▶ [TO BE DONE]: Can you duplicate the stretch of the listing from the line containing "brand-prefix: SDKI（渋谷データ xyxy=(1214,831,1582,882)" through the line containing "segments-heading: 市場セグメント xyxy=(34,160,371,216)", with no changes?

▶ [Bounding box annotations]:

§

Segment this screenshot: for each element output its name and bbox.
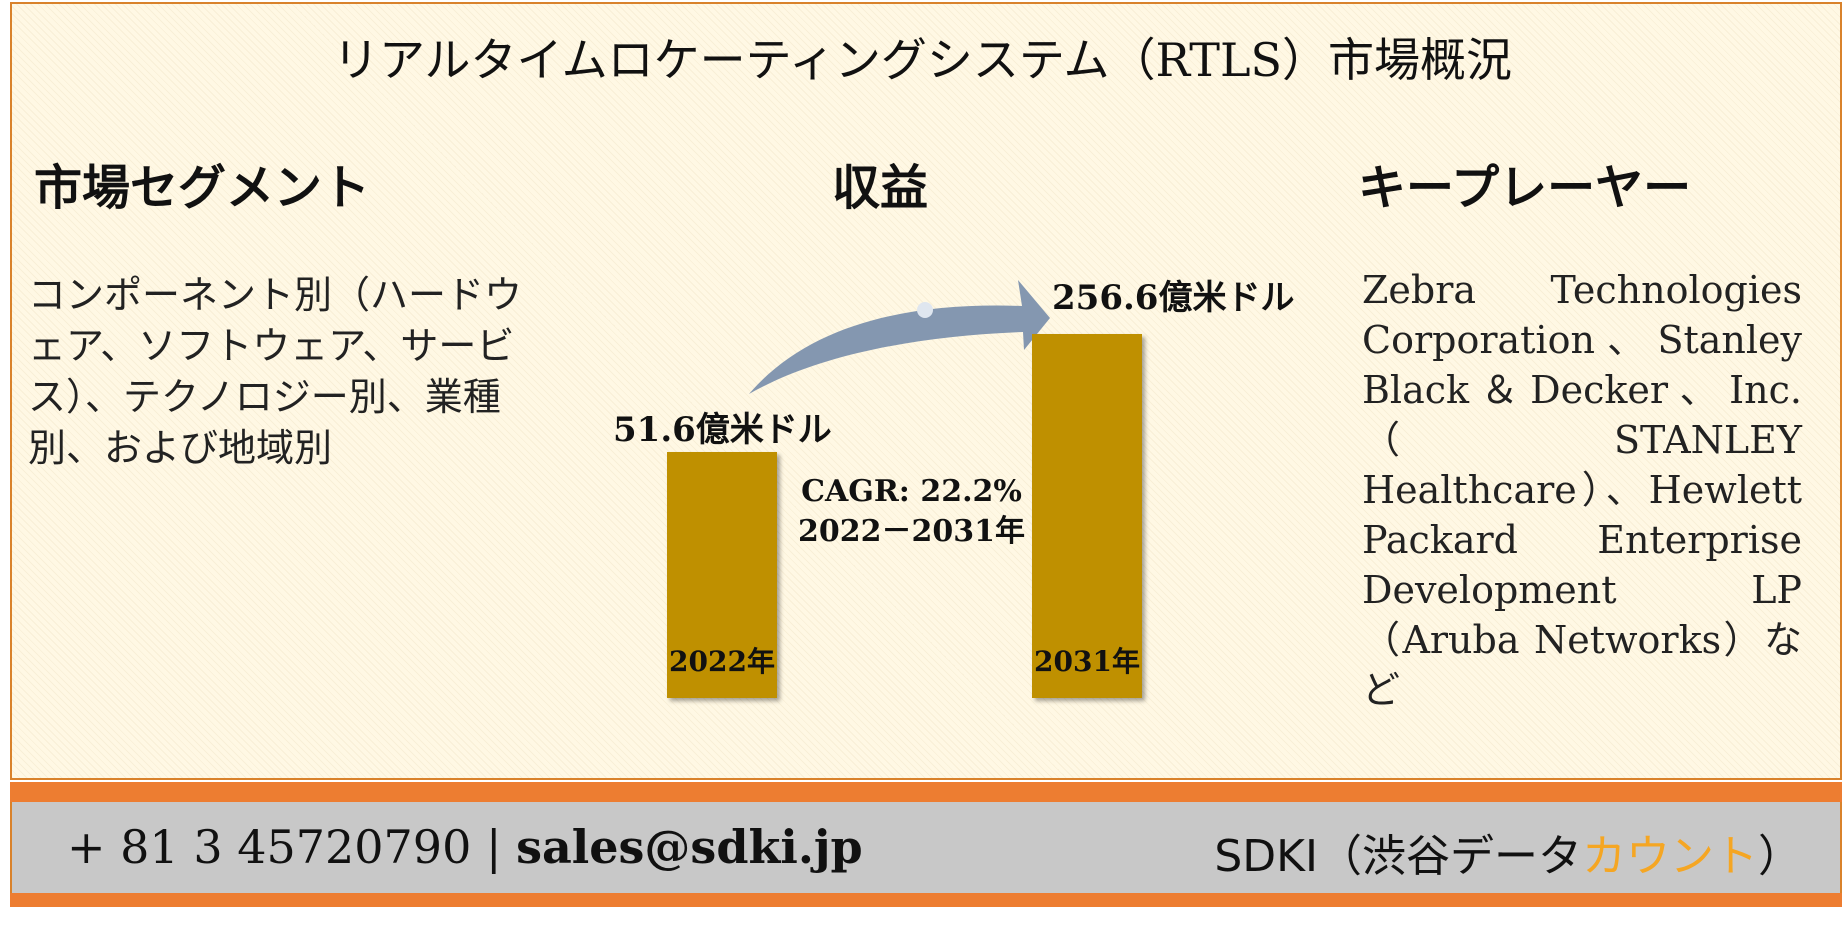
brand-prefix: SDKI（渋谷データ xyxy=(1214,831,1582,882)
contact-separator: | xyxy=(485,820,502,874)
key-players-text: Zebra Technologies Corporation、Stanley B… xyxy=(1362,268,1802,712)
brand-suffix: ） xyxy=(1758,831,1802,882)
revenue-chart-svg xyxy=(749,280,1050,394)
contact-info: + 81 3 45720790 | sales@sdki.jp xyxy=(67,820,863,874)
bar-category-label-0: 2022年 xyxy=(669,645,775,678)
bar-category-label-1: 2031年 xyxy=(1034,645,1140,678)
brand-accent: カウント xyxy=(1582,831,1758,882)
key-players-heading: キープレーヤー xyxy=(1358,160,1692,216)
segments-text: コンポーネント別（ハードウェア、ソフトウェア、サービス）、テクノロジー別、業種別… xyxy=(28,273,523,470)
email-address: sales@sdki.jp xyxy=(516,820,863,874)
brand-name: SDKI（渋谷データカウント） xyxy=(1214,820,1802,884)
revenue-chart: CAGR: 22.2% 2022－2031年 2022年 51.6億米ドル 2031… xyxy=(560,240,1320,710)
footer-top-stripe xyxy=(10,782,1842,802)
cagr-value: CAGR: 22.2% xyxy=(801,474,1022,509)
footer-bottom-stripe xyxy=(10,893,1842,907)
content-panel xyxy=(10,2,1842,780)
revenue-heading: 収益 xyxy=(832,160,929,216)
segments-heading: 市場セグメント xyxy=(34,160,371,216)
footer-bar: + 81 3 45720790 | sales@sdki.jp SDKI（渋谷デ… xyxy=(10,802,1842,893)
arrow-highlight xyxy=(917,302,933,318)
cagr-annotation: CAGR: 22.2% 2022－2031年 xyxy=(798,472,1025,552)
bar-value-label-1: 256.6億米ドル xyxy=(1052,278,1295,318)
cagr-period: 2022－2031年 xyxy=(798,514,1025,549)
bar-1 xyxy=(1032,334,1142,698)
growth-arrow xyxy=(749,280,1050,394)
bar-value-label-0: 51.6億米ドル xyxy=(613,410,832,450)
bar-0 xyxy=(667,452,777,698)
phone-number: + 81 3 45720790 xyxy=(67,820,472,874)
page-title: リアルタイムロケーティングシステム（RTLS）市場概況 xyxy=(332,33,1513,87)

§

▶ [TASK ANSWER]:
brand-prefix: SDKI（渋谷データ xyxy=(1214,831,1582,882)
contact-separator: | xyxy=(485,820,502,874)
key-players-text: Zebra Technologies Corporation、Stanley B… xyxy=(1362,268,1802,712)
brand-suffix: ） xyxy=(1758,831,1802,882)
revenue-chart-svg xyxy=(749,280,1050,394)
contact-info: + 81 3 45720790 | sales@sdki.jp xyxy=(67,820,863,874)
bar-category-label-0: 2022年 xyxy=(669,645,775,678)
bar-category-label-1: 2031年 xyxy=(1034,645,1140,678)
brand-accent: カウント xyxy=(1582,831,1758,882)
key-players-heading: キープレーヤー xyxy=(1358,160,1692,216)
segments-text: コンポーネント別（ハードウェア、ソフトウェア、サービス）、テクノロジー別、業種別… xyxy=(28,273,523,470)
email-address: sales@sdki.jp xyxy=(516,820,863,874)
brand-name: SDKI（渋谷データカウント） xyxy=(1214,820,1802,884)
revenue-chart: CAGR: 22.2% 2022－2031年 2022年 51.6億米ドル 2031… xyxy=(560,240,1320,710)
footer-top-stripe xyxy=(10,782,1842,802)
cagr-value: CAGR: 22.2% xyxy=(801,474,1022,509)
footer-bottom-stripe xyxy=(10,893,1842,907)
content-panel xyxy=(10,2,1842,780)
revenue-heading: 収益 xyxy=(832,160,929,216)
segments-heading: 市場セグメント xyxy=(34,160,371,216)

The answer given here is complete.